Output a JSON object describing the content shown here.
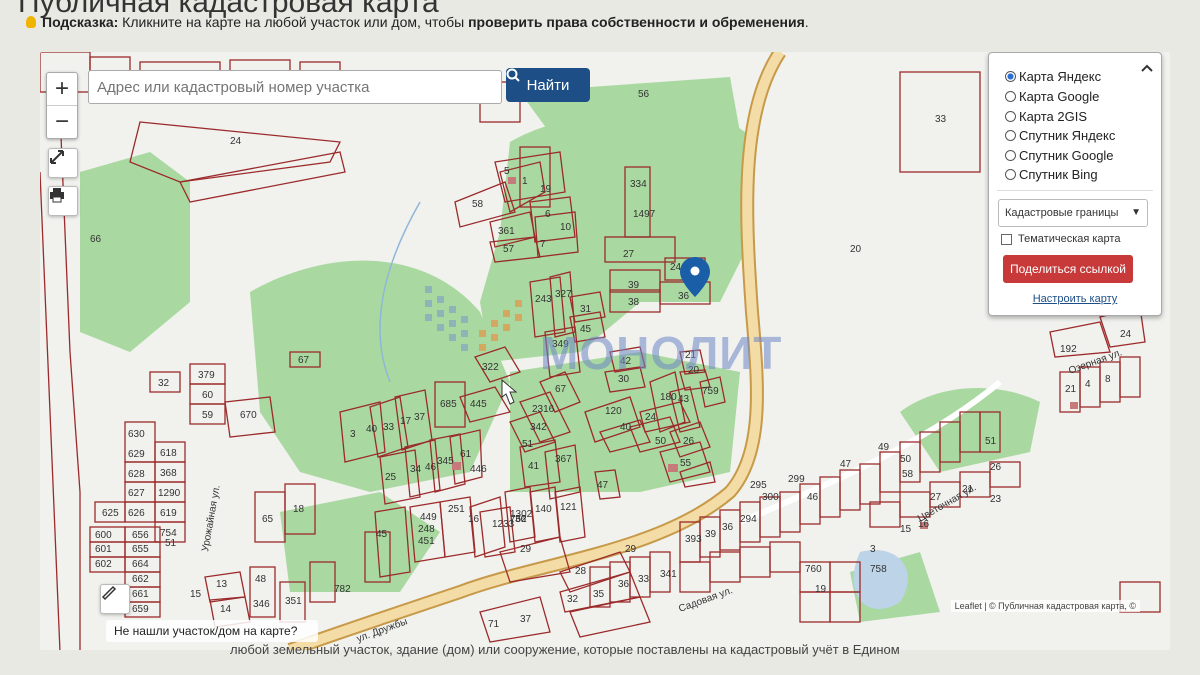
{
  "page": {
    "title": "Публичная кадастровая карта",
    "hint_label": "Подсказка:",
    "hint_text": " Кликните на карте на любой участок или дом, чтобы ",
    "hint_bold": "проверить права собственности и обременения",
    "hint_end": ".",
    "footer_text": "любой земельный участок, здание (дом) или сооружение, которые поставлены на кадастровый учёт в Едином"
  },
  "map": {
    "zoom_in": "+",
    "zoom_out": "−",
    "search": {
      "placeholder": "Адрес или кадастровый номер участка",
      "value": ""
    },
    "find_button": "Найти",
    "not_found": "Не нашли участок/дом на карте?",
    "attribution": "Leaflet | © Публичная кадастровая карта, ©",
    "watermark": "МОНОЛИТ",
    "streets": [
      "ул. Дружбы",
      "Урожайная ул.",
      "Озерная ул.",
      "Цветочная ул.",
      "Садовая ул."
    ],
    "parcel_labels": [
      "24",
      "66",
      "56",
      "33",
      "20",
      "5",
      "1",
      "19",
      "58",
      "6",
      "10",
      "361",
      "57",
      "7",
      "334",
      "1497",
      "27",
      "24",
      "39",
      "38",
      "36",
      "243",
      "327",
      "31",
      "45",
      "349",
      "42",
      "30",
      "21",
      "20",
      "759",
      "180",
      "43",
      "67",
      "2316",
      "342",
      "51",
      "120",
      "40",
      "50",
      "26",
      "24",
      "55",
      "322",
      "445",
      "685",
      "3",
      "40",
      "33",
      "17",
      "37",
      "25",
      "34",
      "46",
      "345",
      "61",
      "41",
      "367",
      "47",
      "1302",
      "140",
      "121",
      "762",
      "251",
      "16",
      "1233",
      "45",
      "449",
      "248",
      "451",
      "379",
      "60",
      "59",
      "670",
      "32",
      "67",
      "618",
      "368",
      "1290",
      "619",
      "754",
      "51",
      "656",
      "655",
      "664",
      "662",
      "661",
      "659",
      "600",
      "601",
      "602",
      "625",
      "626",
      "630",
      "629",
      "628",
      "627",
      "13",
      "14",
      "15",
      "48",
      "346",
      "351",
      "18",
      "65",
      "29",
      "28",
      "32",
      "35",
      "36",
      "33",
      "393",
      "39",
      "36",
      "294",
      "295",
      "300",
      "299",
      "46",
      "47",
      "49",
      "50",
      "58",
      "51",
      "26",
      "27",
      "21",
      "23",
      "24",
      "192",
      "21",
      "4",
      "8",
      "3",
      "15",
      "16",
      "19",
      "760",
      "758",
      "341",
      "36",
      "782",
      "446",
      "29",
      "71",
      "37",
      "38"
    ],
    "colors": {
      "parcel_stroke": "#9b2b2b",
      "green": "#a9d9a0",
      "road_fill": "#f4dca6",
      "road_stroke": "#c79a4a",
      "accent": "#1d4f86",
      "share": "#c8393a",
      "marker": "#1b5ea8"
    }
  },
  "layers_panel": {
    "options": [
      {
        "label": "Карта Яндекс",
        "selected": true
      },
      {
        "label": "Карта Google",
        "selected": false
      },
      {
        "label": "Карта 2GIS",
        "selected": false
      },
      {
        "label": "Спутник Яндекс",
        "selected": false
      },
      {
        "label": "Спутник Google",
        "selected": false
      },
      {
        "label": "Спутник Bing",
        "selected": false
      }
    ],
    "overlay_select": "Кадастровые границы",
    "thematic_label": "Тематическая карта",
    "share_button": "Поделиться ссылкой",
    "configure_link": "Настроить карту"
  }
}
○ ○ ○
Exercise brief: A faithful copy of the records above is needed, with the pictures left out.

Task output:
Output a JSON object describing the content shown here.
{
  "page": {
    "title": "Публичная кадастровая карта",
    "hint_label": "Подсказка:",
    "hint_text": " Кликните на карте на любой участок или дом, чтобы ",
    "hint_bold": "проверить права собственности и обременения",
    "hint_end": ".",
    "footer_text": "любой земельный участок, здание (дом) или сооружение, которые поставлены на кадастровый учёт в Едином"
  },
  "map": {
    "zoom_in": "+",
    "zoom_out": "−",
    "search": {
      "placeholder": "Адрес или кадастровый номер участка",
      "value": ""
    },
    "find_button": "Найти",
    "not_found": "Не нашли участок/дом на карте?",
    "attribution": "Leaflet | © Публичная кадастровая карта, ©",
    "watermark": "МОНОЛИТ",
    "streets": [
      "ул. Дружбы",
      "Урожайная ул.",
      "Озерная ул.",
      "Цветочная ул.",
      "Садовая ул."
    ],
    "parcel_labels": [
      "24",
      "66",
      "56",
      "33",
      "20",
      "5",
      "1",
      "19",
      "58",
      "6",
      "10",
      "361",
      "57",
      "7",
      "334",
      "1497",
      "27",
      "24",
      "39",
      "38",
      "36",
      "243",
      "327",
      "31",
      "45",
      "349",
      "42",
      "30",
      "21",
      "20",
      "759",
      "180",
      "43",
      "67",
      "2316",
      "342",
      "51",
      "120",
      "40",
      "50",
      "26",
      "24",
      "55",
      "322",
      "445",
      "685",
      "3",
      "40",
      "33",
      "17",
      "37",
      "25",
      "34",
      "46",
      "345",
      "61",
      "41",
      "367",
      "47",
      "1302",
      "140",
      "121",
      "762",
      "251",
      "16",
      "1233",
      "45",
      "449",
      "248",
      "451",
      "379",
      "60",
      "59",
      "670",
      "32",
      "67",
      "618",
      "368",
      "1290",
      "619",
      "754",
      "51",
      "656",
      "655",
      "664",
      "662",
      "661",
      "659",
      "600",
      "601",
      "602",
      "625",
      "626",
      "630",
      "629",
      "628",
      "627",
      "13",
      "14",
      "15",
      "48",
      "346",
      "351",
      "18",
      "65",
      "29",
      "28",
      "32",
      "35",
      "36",
      "33",
      "393",
      "39",
      "36",
      "294",
      "295",
      "300",
      "299",
      "46",
      "47",
      "49",
      "50",
      "58",
      "51",
      "26",
      "27",
      "21",
      "23",
      "24",
      "192",
      "21",
      "4",
      "8",
      "3",
      "15",
      "16",
      "19",
      "760",
      "758",
      "341",
      "36",
      "782",
      "446",
      "29",
      "71",
      "37",
      "38"
    ],
    "colors": {
      "parcel_stroke": "#9b2b2b",
      "green": "#a9d9a0",
      "road_fill": "#f4dca6",
      "road_stroke": "#c79a4a",
      "accent": "#1d4f86",
      "share": "#c8393a",
      "marker": "#1b5ea8"
    }
  },
  "layers_panel": {
    "options": [
      {
        "label": "Карта Яндекс",
        "selected": true
      },
      {
        "label": "Карта Google",
        "selected": false
      },
      {
        "label": "Карта 2GIS",
        "selected": false
      },
      {
        "label": "Спутник Яндекс",
        "selected": false
      },
      {
        "label": "Спутник Google",
        "selected": false
      },
      {
        "label": "Спутник Bing",
        "selected": false
      }
    ],
    "overlay_select": "Кадастровые границы",
    "thematic_label": "Тематическая карта",
    "share_button": "Поделиться ссылкой",
    "configure_link": "Настроить карту"
  }
}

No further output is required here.